Task: Find the string "estancamiento" in the listing and report every line that has it.

--- start Dataset excerpts ---

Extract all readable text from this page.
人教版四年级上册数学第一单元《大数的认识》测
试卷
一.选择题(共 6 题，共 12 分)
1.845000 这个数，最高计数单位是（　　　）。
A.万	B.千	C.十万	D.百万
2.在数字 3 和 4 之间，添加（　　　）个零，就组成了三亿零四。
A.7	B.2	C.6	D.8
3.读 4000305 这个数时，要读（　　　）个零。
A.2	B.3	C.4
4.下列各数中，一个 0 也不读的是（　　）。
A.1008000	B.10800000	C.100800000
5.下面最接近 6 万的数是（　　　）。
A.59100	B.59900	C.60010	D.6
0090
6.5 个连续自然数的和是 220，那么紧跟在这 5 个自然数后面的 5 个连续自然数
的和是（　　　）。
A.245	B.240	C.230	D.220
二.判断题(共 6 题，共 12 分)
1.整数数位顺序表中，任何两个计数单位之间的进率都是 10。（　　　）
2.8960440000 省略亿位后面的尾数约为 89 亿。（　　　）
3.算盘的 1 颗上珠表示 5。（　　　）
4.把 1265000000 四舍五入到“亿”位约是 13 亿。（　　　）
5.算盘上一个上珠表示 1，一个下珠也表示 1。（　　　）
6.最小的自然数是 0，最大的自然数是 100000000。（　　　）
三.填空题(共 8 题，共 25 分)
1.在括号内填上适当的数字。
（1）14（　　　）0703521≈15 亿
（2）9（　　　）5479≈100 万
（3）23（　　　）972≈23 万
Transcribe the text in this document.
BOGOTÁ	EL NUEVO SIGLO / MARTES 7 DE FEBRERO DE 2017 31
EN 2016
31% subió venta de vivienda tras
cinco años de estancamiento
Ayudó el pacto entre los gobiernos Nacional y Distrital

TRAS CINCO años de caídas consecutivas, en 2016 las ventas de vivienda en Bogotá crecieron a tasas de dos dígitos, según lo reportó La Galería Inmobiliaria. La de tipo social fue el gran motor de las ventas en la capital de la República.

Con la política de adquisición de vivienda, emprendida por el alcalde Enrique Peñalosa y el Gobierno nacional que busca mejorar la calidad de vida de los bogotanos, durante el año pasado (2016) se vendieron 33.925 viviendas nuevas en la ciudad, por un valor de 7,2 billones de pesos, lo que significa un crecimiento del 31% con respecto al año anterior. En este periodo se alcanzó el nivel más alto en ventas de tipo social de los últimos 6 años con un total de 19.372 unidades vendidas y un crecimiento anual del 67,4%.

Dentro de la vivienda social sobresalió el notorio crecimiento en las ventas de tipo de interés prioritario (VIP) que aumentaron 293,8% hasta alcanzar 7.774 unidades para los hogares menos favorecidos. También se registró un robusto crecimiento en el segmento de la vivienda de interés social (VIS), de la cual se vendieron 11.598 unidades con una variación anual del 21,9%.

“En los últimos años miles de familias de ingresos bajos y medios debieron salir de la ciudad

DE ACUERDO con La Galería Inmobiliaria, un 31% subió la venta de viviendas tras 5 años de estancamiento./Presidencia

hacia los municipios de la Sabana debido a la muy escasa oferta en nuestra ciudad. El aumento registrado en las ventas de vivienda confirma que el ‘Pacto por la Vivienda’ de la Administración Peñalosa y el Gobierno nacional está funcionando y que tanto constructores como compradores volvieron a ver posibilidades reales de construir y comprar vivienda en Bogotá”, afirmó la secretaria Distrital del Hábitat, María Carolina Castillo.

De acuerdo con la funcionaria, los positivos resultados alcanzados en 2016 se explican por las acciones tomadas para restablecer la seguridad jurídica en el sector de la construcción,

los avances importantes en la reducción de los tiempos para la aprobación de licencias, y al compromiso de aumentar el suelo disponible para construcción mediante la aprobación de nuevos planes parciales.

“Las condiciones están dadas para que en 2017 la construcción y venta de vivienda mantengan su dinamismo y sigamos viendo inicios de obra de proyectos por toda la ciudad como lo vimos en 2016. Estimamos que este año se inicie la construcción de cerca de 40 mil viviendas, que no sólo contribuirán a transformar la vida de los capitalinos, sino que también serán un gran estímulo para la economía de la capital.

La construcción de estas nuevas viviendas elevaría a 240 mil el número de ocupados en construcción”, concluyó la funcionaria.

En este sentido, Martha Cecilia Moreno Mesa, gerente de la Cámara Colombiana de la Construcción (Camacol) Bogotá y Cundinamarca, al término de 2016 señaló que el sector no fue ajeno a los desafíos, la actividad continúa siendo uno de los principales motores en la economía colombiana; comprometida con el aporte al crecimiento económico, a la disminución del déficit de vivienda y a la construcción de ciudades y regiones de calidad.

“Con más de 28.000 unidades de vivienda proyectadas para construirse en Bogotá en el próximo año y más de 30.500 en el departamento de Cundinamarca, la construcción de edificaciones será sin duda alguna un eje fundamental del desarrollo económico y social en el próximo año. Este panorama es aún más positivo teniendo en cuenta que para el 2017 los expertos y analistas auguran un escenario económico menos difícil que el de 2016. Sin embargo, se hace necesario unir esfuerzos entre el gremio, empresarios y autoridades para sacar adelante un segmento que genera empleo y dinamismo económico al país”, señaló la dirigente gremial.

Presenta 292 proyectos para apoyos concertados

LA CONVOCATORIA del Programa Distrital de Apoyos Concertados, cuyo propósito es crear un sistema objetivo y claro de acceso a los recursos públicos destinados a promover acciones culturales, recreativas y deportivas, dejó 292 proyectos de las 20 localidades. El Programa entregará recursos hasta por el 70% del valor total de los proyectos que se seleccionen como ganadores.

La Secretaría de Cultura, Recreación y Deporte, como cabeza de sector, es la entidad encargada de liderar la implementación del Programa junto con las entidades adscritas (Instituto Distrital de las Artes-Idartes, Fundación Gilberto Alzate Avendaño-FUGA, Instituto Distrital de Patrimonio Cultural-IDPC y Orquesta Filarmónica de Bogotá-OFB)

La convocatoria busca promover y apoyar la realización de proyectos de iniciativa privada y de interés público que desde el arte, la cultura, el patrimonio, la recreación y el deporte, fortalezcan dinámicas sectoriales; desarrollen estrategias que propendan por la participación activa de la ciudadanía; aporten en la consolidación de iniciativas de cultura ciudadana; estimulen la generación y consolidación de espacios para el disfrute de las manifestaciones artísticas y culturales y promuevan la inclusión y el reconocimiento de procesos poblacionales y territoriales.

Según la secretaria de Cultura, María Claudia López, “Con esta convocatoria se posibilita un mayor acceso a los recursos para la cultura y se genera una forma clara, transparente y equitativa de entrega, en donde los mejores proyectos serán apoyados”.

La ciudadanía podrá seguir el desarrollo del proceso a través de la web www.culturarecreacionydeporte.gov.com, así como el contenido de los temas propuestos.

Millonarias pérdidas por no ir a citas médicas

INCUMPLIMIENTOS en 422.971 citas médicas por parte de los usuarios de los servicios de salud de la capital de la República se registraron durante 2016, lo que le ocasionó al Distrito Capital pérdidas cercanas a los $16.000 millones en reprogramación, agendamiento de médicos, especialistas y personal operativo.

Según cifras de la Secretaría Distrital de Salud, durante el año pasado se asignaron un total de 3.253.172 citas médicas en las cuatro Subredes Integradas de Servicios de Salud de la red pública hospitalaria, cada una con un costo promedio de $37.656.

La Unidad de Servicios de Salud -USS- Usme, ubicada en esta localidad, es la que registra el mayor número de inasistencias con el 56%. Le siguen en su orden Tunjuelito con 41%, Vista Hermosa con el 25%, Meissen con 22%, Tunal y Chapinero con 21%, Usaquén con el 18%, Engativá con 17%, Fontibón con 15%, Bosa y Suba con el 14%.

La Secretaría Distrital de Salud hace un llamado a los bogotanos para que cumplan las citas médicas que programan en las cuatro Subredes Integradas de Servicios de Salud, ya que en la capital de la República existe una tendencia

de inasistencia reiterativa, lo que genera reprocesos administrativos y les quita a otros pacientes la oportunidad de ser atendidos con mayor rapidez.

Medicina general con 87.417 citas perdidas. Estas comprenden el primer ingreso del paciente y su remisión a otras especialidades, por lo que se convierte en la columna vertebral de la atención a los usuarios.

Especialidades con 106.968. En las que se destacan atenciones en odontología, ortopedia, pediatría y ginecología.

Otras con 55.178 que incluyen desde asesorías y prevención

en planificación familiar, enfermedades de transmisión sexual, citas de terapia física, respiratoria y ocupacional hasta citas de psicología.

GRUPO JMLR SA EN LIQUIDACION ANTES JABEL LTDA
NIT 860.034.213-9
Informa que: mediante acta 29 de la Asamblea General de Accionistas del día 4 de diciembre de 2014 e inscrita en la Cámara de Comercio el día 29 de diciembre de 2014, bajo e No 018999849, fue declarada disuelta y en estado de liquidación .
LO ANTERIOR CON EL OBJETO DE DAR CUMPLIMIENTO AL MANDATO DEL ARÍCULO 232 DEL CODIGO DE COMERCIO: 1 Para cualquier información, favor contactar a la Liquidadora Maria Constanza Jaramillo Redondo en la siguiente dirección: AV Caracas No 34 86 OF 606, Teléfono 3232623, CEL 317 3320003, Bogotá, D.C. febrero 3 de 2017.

--- end Dataset excerpts ---

The output:
cinco años de estancamiento
DE ACUERDO con La Galería Inmobiliaria, un 31% subió la venta de viviendas tras 5 años de estancamiento./Presidencia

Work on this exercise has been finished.